Every record below should be written out exactly; pictures stay out.

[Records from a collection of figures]
───
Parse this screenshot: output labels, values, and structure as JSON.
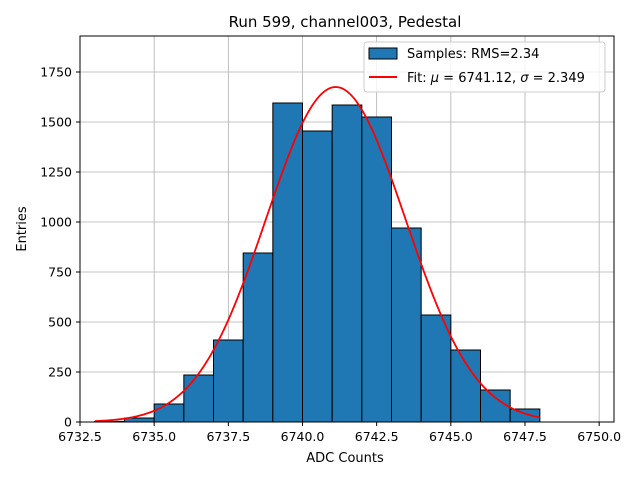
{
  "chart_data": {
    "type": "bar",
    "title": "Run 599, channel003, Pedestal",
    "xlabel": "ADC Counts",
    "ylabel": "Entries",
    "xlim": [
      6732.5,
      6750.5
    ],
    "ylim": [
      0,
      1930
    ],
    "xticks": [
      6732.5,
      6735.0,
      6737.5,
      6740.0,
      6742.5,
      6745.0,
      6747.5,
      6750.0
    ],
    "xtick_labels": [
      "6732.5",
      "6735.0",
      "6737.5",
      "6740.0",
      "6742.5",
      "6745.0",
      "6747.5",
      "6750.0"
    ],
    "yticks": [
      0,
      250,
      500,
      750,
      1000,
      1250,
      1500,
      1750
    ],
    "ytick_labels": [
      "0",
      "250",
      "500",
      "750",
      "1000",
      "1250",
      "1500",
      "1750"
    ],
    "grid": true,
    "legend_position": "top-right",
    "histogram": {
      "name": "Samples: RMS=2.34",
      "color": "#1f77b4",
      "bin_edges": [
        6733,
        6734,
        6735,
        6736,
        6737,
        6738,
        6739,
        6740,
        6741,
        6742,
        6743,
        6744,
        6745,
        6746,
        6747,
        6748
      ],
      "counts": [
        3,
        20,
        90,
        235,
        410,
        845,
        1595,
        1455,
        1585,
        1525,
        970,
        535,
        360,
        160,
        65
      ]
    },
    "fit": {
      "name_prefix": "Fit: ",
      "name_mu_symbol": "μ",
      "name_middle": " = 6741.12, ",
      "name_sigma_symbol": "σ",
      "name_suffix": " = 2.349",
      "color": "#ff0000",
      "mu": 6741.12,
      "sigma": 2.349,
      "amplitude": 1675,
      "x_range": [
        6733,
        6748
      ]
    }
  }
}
───
=== Exercise answer ===
Parse this screenshot: output labels, values, and structure as JSON.
{
  "chart_data": {
    "type": "bar",
    "title": "Run 599, channel003, Pedestal",
    "xlabel": "ADC Counts",
    "ylabel": "Entries",
    "xlim": [
      6732.5,
      6750.5
    ],
    "ylim": [
      0,
      1930
    ],
    "xticks": [
      6732.5,
      6735.0,
      6737.5,
      6740.0,
      6742.5,
      6745.0,
      6747.5,
      6750.0
    ],
    "xtick_labels": [
      "6732.5",
      "6735.0",
      "6737.5",
      "6740.0",
      "6742.5",
      "6745.0",
      "6747.5",
      "6750.0"
    ],
    "yticks": [
      0,
      250,
      500,
      750,
      1000,
      1250,
      1500,
      1750
    ],
    "ytick_labels": [
      "0",
      "250",
      "500",
      "750",
      "1000",
      "1250",
      "1500",
      "1750"
    ],
    "grid": true,
    "legend_position": "top-right",
    "histogram": {
      "name": "Samples: RMS=2.34",
      "color": "#1f77b4",
      "bin_edges": [
        6733,
        6734,
        6735,
        6736,
        6737,
        6738,
        6739,
        6740,
        6741,
        6742,
        6743,
        6744,
        6745,
        6746,
        6747,
        6748
      ],
      "counts": [
        3,
        20,
        90,
        235,
        410,
        845,
        1595,
        1455,
        1585,
        1525,
        970,
        535,
        360,
        160,
        65
      ]
    },
    "fit": {
      "name_prefix": "Fit: ",
      "name_mu_symbol": "μ",
      "name_middle": " = 6741.12, ",
      "name_sigma_symbol": "σ",
      "name_suffix": " = 2.349",
      "color": "#ff0000",
      "mu": 6741.12,
      "sigma": 2.349,
      "amplitude": 1675,
      "x_range": [
        6733,
        6748
      ]
    }
  }
}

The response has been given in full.